Figure contents as structured data

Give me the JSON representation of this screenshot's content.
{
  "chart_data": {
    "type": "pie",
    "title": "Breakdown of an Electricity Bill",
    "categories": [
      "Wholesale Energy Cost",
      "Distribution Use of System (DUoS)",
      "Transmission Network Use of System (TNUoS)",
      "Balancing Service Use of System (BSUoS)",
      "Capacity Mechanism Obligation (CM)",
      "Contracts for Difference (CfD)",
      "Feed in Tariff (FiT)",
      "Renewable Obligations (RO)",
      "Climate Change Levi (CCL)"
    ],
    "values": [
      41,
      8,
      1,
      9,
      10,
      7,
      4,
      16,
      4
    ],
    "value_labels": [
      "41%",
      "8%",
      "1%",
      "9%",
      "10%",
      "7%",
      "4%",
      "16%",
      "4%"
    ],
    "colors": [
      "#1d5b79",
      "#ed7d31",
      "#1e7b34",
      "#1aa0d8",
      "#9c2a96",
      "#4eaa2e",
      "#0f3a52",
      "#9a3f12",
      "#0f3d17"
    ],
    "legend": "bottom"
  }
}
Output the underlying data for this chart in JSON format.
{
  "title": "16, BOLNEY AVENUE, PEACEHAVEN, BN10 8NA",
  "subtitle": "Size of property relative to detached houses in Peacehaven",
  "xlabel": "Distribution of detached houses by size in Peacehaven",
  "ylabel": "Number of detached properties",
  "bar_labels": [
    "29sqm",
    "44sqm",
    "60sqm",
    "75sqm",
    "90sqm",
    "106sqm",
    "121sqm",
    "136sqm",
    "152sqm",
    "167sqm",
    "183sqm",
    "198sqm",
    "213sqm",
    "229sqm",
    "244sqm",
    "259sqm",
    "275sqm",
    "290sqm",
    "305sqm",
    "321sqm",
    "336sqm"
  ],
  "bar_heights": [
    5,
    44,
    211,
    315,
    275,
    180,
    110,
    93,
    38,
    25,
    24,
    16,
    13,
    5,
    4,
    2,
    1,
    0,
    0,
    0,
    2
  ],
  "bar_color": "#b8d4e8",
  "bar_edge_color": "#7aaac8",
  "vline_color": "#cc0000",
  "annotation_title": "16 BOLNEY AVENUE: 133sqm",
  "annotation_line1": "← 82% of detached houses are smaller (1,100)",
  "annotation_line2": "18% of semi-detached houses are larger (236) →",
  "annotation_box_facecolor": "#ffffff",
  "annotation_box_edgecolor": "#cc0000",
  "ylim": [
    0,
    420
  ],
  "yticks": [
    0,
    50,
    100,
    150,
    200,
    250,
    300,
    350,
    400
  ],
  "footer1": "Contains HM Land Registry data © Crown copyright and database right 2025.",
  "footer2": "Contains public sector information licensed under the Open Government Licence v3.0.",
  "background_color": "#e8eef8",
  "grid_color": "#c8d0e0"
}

> YOUR OBJECTIVE: Search the data for "Contains". Copy every line that has it.

> FINAL RESULT:
  "footer1": "Contains HM Land Registry data © Crown copyright and database right 2025.",
  "footer2": "Contains public sector information licensed under the Open Government Licence v3.0.",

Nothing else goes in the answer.